> [SET EXERCISE]: Rename "Wins/Losses Profit" to "Net Profit" everywhere it occurs in the records below, leaving every other line unchanged. Reproduce the records without the pictures.

(Dataset items)

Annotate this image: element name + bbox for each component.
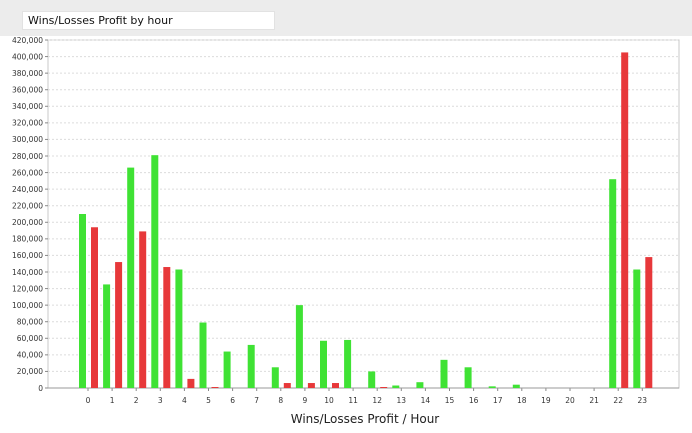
y-tick-label: 380,000 — [12, 69, 43, 78]
bar-series-0-hour-0 — [79, 214, 86, 388]
x-axis-ticks: 0 1 2 3 4 5 6 7 8 9 10 11 12 13 14 15 16 17 18 19 20 21 22 23 — [48, 387, 679, 405]
x-tick-label: 14 — [421, 396, 431, 405]
x-tick-label: 4 — [182, 396, 187, 405]
y-tick-label: 80,000 — [17, 318, 43, 327]
y-tick-label: 60,000 — [17, 334, 43, 343]
bar-series-1-hour-23 — [645, 257, 653, 388]
x-tick-label: 20 — [565, 396, 575, 405]
x-tick-label: 18 — [517, 396, 527, 405]
x-tick-label: 7 — [254, 396, 259, 405]
chart-panel: 0 20,000 40,000 60,000 80,000 100,000 120,000 1… — [0, 36, 692, 433]
bar-series-0-hour-4 — [175, 269, 183, 388]
bar-series-0-hour-2 — [127, 167, 135, 388]
bar-series-0-hour-17 — [488, 386, 496, 388]
x-tick-label: 19 — [541, 396, 551, 405]
x-tick-label: 21 — [589, 396, 599, 405]
y-tick-label: 320,000 — [12, 119, 43, 128]
y-tick-label: 260,000 — [12, 168, 43, 177]
bar-series-0-hour-12 — [368, 371, 376, 388]
y-axis-ticks: 0 20,000 40,000 60,000 80,000 100,000 120,000 1… — [12, 36, 48, 393]
bar-series-1-hour-9 — [307, 383, 315, 388]
chart-title-field[interactable]: Wins/Losses Profit by hour — [22, 11, 275, 30]
x-tick-label: 3 — [158, 396, 163, 405]
x-tick-label: 13 — [397, 396, 407, 405]
x-tick-label: 8 — [278, 396, 283, 405]
bar-series-1-hour-3 — [163, 267, 171, 388]
bar-series-0-hour-15 — [440, 359, 448, 388]
y-tick-label: 200,000 — [12, 218, 43, 227]
y-tick-label: 180,000 — [12, 235, 43, 244]
y-tick-label: 160,000 — [12, 251, 43, 260]
y-tick-label: 280,000 — [12, 152, 43, 161]
bar-series-0-hour-22 — [609, 179, 617, 388]
y-tick-label: 40,000 — [17, 351, 43, 360]
bar-series-0-hour-7 — [247, 344, 255, 388]
y-tick-label: 220,000 — [12, 202, 43, 211]
y-tick-label: 360,000 — [12, 86, 43, 95]
bar-series-1-hour-10 — [332, 383, 339, 388]
bar-series-0-hour-9 — [295, 305, 303, 388]
bar-series-1-hour-22 — [621, 52, 629, 388]
x-tick-label: 1 — [110, 396, 115, 405]
x-axis-title: Wins/Losses Profit / Hour — [291, 412, 440, 426]
bar-series-1-hour-1 — [115, 262, 123, 388]
bar-series-0-hour-1 — [103, 284, 111, 388]
y-tick-label: 400,000 — [12, 52, 43, 61]
bar-series-1-hour-5 — [211, 387, 219, 388]
bar-series-1-hour-0 — [91, 227, 98, 388]
y-tick-label: 420,000 — [12, 36, 43, 45]
x-tick-label: 17 — [493, 396, 503, 405]
bar-series-0-hour-8 — [271, 367, 279, 388]
bar-series-0-hour-5 — [199, 322, 207, 388]
y-tick-label: 0 — [38, 384, 43, 393]
x-tick-label: 11 — [348, 396, 358, 405]
y-tick-label: 120,000 — [12, 284, 43, 293]
bar-series-0-hour-3 — [151, 155, 159, 388]
x-tick-label: 12 — [372, 396, 382, 405]
x-tick-label: 10 — [324, 396, 334, 405]
bar-series-1-hour-2 — [139, 231, 147, 388]
y-tick-label: 340,000 — [12, 102, 43, 111]
bar-series-0-hour-6 — [223, 351, 231, 388]
bar-series-0-hour-10 — [320, 340, 327, 388]
x-tick-label: 23 — [638, 396, 648, 405]
y-tick-label: 300,000 — [12, 135, 43, 144]
bar-series-1-hour-12 — [380, 387, 388, 388]
y-tick-label: 20,000 — [17, 367, 43, 376]
bar-series-0-hour-11 — [344, 339, 352, 388]
bar-series-0-hour-18 — [512, 384, 520, 388]
x-tick-label: 16 — [469, 396, 479, 405]
x-tick-label: 9 — [303, 396, 308, 405]
header-strip: Wins/Losses Profit by hour — [0, 0, 692, 36]
bar-series-1-hour-4 — [187, 378, 195, 388]
x-tick-label: 0 — [86, 396, 91, 405]
bar-series-0-hour-14 — [416, 382, 424, 388]
bar-series-1-hour-8 — [283, 383, 291, 388]
y-tick-label: 240,000 — [12, 185, 43, 194]
bar-series-0-hour-23 — [633, 269, 641, 388]
x-tick-label: 2 — [134, 396, 139, 405]
bar-chart: 0 20,000 40,000 60,000 80,000 100,000 120,000 1… — [12, 36, 680, 426]
x-tick-label: 5 — [206, 396, 211, 405]
bar-series-0-hour-16 — [464, 367, 472, 388]
y-tick-label: 140,000 — [12, 268, 43, 277]
x-tick-label: 15 — [445, 396, 455, 405]
bar-series-0-hour-13 — [392, 385, 400, 388]
y-tick-label: 100,000 — [12, 301, 43, 310]
x-tick-label: 6 — [230, 396, 235, 405]
x-tick-label: 22 — [613, 396, 623, 405]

> [THE REPLY]:
Annotate this image: element name + bbox for each component.
y-tick-label: 380,000 — [12, 69, 43, 78]
bar-series-0-hour-0 — [79, 214, 86, 388]
x-axis-ticks: 0 1 2 3 4 5 6 7 8 9 10 11 12 13 14 15 16 17 18 19 20 21 22 23 — [48, 387, 679, 405]
x-tick-label: 14 — [421, 396, 431, 405]
x-tick-label: 4 — [182, 396, 187, 405]
y-tick-label: 80,000 — [17, 318, 43, 327]
y-tick-label: 60,000 — [17, 334, 43, 343]
bar-series-1-hour-23 — [645, 257, 653, 388]
x-tick-label: 20 — [565, 396, 575, 405]
x-tick-label: 18 — [517, 396, 527, 405]
x-tick-label: 7 — [254, 396, 259, 405]
chart-panel: 0 20,000 40,000 60,000 80,000 100,000 120,000 1… — [0, 36, 692, 433]
bar-series-0-hour-4 — [175, 269, 183, 388]
bar-series-0-hour-2 — [127, 167, 135, 388]
bar-series-0-hour-17 — [488, 386, 496, 388]
x-tick-label: 19 — [541, 396, 551, 405]
x-tick-label: 21 — [589, 396, 599, 405]
y-tick-label: 320,000 — [12, 119, 43, 128]
y-tick-label: 260,000 — [12, 168, 43, 177]
bar-series-0-hour-12 — [368, 371, 376, 388]
y-axis-ticks: 0 20,000 40,000 60,000 80,000 100,000 120,000 1… — [12, 36, 48, 393]
bar-series-1-hour-9 — [307, 383, 315, 388]
chart-title-field[interactable]: Net Profit by hour — [22, 11, 275, 30]
x-tick-label: 3 — [158, 396, 163, 405]
x-tick-label: 13 — [397, 396, 407, 405]
x-tick-label: 8 — [278, 396, 283, 405]
bar-series-1-hour-3 — [163, 267, 171, 388]
bar-series-0-hour-15 — [440, 359, 448, 388]
y-tick-label: 200,000 — [12, 218, 43, 227]
y-tick-label: 180,000 — [12, 235, 43, 244]
y-tick-label: 160,000 — [12, 251, 43, 260]
y-tick-label: 280,000 — [12, 152, 43, 161]
bar-series-0-hour-22 — [609, 179, 617, 388]
y-tick-label: 40,000 — [17, 351, 43, 360]
bar-series-0-hour-7 — [247, 344, 255, 388]
y-tick-label: 220,000 — [12, 202, 43, 211]
y-tick-label: 360,000 — [12, 86, 43, 95]
bar-series-1-hour-10 — [332, 383, 339, 388]
bar-series-0-hour-9 — [295, 305, 303, 388]
bar-series-1-hour-22 — [621, 52, 629, 388]
x-tick-label: 1 — [110, 396, 115, 405]
x-axis-title: Net Profit / Hour — [291, 412, 440, 426]
bar-series-1-hour-1 — [115, 262, 123, 388]
bar-series-0-hour-1 — [103, 284, 111, 388]
y-tick-label: 400,000 — [12, 52, 43, 61]
bar-series-1-hour-5 — [211, 387, 219, 388]
bar-series-1-hour-0 — [91, 227, 98, 388]
y-tick-label: 420,000 — [12, 36, 43, 45]
x-tick-label: 17 — [493, 396, 503, 405]
bar-series-0-hour-8 — [271, 367, 279, 388]
bar-series-0-hour-5 — [199, 322, 207, 388]
y-tick-label: 0 — [38, 384, 43, 393]
x-tick-label: 11 — [348, 396, 358, 405]
y-tick-label: 120,000 — [12, 284, 43, 293]
bar-series-0-hour-3 — [151, 155, 159, 388]
x-tick-label: 12 — [372, 396, 382, 405]
x-tick-label: 10 — [324, 396, 334, 405]
bar-series-1-hour-2 — [139, 231, 147, 388]
y-tick-label: 340,000 — [12, 102, 43, 111]
bar-series-0-hour-6 — [223, 351, 231, 388]
bar-series-0-hour-10 — [320, 340, 327, 388]
x-tick-label: 23 — [638, 396, 648, 405]
y-tick-label: 300,000 — [12, 135, 43, 144]
bar-series-1-hour-12 — [380, 387, 388, 388]
y-tick-label: 20,000 — [17, 367, 43, 376]
bar-series-0-hour-11 — [344, 339, 352, 388]
bar-series-0-hour-18 — [512, 384, 520, 388]
x-tick-label: 16 — [469, 396, 479, 405]
x-tick-label: 9 — [303, 396, 308, 405]
header-strip: Net Profit by hour — [0, 0, 692, 36]
bar-series-1-hour-4 — [187, 378, 195, 388]
x-tick-label: 0 — [86, 396, 91, 405]
bar-series-0-hour-14 — [416, 382, 424, 388]
bar-series-1-hour-8 — [283, 383, 291, 388]
y-tick-label: 240,000 — [12, 185, 43, 194]
bar-series-0-hour-23 — [633, 269, 641, 388]
x-tick-label: 2 — [134, 396, 139, 405]
bar-chart: 0 20,000 40,000 60,000 80,000 100,000 120,000 1… — [12, 36, 680, 426]
x-tick-label: 5 — [206, 396, 211, 405]
bar-series-0-hour-16 — [464, 367, 472, 388]
y-tick-label: 140,000 — [12, 268, 43, 277]
x-tick-label: 15 — [445, 396, 455, 405]
bar-series-0-hour-13 — [392, 385, 400, 388]
y-tick-label: 100,000 — [12, 301, 43, 310]
x-tick-label: 6 — [230, 396, 235, 405]
x-tick-label: 22 — [613, 396, 623, 405]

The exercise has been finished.